** Start of Stored data **

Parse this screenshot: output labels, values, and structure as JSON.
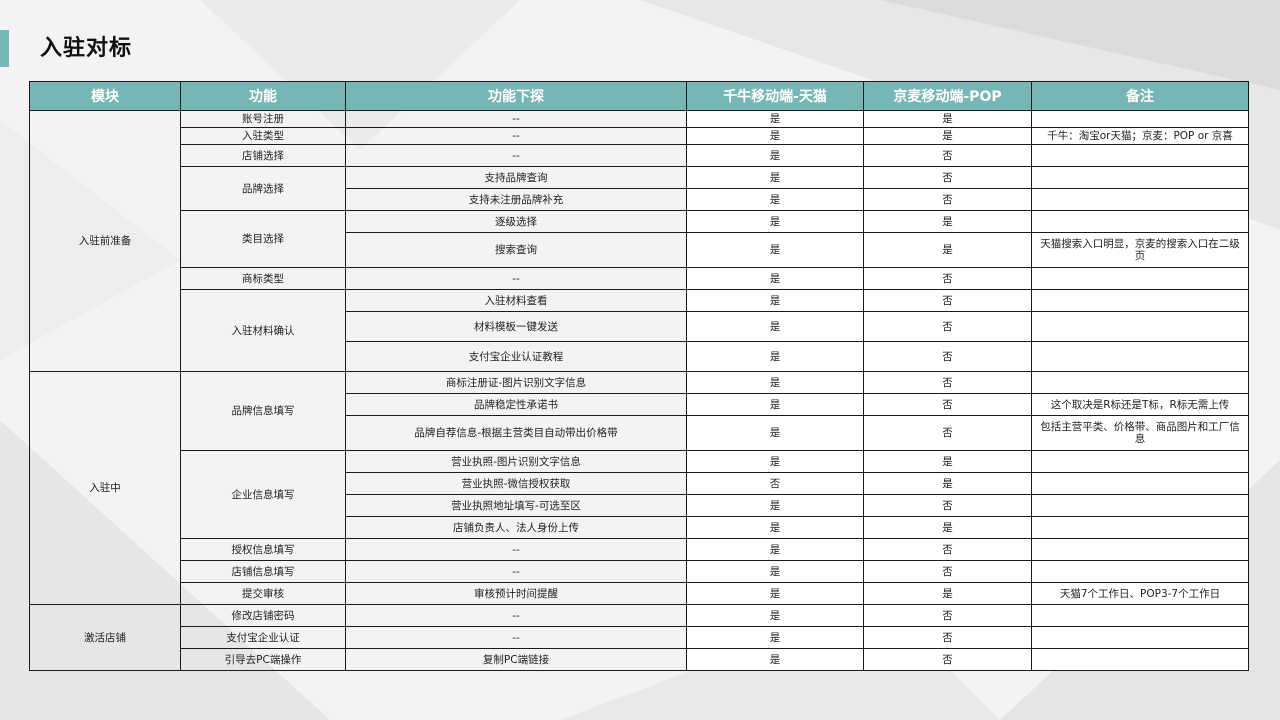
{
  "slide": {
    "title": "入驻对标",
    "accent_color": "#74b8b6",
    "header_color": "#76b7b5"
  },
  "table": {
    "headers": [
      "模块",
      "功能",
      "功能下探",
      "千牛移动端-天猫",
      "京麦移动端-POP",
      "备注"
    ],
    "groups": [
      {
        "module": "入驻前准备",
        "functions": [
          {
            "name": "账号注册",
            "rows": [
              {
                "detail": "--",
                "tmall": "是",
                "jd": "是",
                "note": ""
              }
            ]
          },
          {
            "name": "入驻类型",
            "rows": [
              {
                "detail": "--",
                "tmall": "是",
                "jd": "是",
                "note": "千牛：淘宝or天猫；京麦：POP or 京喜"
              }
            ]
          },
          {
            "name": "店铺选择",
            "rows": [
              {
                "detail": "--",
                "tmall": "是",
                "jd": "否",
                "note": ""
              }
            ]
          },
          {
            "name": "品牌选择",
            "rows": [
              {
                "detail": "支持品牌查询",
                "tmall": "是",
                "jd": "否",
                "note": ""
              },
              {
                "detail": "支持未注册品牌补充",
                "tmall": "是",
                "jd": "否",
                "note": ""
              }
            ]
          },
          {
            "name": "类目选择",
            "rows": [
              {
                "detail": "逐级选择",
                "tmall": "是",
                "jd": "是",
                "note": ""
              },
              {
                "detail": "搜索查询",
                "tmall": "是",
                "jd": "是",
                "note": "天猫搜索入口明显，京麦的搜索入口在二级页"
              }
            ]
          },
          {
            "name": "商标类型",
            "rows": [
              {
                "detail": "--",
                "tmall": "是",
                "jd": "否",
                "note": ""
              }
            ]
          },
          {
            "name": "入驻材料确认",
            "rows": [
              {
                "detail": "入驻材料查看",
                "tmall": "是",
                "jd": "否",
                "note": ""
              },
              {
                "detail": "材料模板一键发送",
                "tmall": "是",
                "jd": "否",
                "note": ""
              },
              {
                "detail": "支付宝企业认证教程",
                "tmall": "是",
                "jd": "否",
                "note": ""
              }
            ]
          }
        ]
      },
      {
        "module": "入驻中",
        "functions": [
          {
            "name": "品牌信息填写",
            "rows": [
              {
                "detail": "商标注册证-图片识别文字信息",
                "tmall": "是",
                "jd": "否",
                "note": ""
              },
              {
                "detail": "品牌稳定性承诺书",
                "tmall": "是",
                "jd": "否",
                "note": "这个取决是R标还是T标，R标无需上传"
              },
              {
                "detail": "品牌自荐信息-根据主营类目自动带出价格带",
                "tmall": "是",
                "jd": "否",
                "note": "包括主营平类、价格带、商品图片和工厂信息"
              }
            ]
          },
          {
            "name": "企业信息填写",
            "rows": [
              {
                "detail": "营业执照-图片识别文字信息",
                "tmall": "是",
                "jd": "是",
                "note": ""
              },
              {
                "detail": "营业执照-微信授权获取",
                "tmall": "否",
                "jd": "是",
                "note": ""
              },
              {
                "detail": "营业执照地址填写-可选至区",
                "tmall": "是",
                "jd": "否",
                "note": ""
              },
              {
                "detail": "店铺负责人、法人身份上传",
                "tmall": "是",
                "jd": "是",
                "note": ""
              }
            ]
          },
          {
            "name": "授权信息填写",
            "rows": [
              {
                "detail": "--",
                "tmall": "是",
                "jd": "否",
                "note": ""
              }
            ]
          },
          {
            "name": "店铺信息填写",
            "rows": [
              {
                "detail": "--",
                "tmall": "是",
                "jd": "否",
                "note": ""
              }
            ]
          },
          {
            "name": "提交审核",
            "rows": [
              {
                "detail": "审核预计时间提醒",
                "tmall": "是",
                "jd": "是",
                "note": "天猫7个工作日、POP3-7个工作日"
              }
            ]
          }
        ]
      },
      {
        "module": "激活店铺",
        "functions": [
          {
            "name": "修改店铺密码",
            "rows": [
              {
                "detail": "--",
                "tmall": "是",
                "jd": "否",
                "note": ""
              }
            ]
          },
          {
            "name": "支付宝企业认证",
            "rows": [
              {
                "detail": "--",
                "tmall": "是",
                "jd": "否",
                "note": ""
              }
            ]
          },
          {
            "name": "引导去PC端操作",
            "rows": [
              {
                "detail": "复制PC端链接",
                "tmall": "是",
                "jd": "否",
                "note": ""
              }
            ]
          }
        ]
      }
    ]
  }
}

** End of Stored data **
** Start of Stored data **

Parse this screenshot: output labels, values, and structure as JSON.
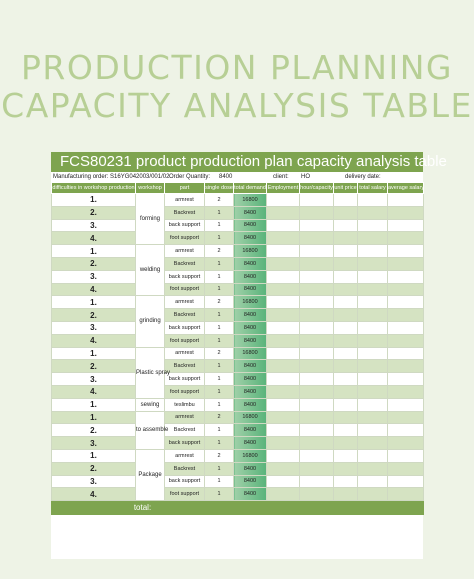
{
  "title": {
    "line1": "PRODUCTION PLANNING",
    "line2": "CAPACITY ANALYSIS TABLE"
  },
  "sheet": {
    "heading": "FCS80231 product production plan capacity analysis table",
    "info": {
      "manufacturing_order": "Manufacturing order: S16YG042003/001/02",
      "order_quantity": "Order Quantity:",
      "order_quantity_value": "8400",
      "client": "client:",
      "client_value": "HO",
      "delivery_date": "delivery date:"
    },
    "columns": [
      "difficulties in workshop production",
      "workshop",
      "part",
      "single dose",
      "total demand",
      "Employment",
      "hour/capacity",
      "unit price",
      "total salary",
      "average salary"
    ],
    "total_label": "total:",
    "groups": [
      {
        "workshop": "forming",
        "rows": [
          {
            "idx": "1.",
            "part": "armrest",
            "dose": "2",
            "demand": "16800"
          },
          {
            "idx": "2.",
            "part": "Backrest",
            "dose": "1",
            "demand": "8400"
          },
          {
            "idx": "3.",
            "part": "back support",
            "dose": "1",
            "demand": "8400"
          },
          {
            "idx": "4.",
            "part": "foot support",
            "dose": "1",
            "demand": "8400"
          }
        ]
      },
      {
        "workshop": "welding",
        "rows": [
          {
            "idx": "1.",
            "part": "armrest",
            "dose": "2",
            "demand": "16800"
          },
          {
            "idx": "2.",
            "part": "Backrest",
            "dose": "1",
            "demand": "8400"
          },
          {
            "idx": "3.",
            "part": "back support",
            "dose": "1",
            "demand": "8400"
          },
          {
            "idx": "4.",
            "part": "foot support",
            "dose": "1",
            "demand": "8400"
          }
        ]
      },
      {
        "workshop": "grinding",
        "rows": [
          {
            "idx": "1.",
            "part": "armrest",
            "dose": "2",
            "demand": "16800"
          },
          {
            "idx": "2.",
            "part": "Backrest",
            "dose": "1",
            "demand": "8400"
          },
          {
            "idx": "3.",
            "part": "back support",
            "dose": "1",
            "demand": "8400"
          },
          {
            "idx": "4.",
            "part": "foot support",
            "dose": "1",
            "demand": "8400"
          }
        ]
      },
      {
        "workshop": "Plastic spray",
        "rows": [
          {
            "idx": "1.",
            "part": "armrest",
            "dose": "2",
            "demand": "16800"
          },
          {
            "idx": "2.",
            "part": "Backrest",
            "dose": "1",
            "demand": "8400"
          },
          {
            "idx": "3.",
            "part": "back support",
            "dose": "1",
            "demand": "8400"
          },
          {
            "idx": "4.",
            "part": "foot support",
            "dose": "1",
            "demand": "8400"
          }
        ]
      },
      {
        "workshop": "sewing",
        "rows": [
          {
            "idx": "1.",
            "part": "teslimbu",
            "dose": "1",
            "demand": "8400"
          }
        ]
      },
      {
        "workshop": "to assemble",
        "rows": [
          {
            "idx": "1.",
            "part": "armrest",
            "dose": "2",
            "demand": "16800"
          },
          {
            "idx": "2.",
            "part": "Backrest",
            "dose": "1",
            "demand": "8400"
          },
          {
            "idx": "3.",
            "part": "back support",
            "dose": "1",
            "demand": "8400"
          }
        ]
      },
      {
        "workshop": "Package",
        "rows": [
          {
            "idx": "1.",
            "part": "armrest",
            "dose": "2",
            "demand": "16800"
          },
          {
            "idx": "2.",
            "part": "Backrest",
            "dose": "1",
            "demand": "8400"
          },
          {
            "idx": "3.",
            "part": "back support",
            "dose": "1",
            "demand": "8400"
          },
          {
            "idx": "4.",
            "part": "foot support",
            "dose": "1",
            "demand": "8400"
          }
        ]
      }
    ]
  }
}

** End of Stored data **

Short problem:
Which lines contain "total"? Show each of them.

Output of the task:
      "total demand",
      "total salary",
    "total_label": "total:",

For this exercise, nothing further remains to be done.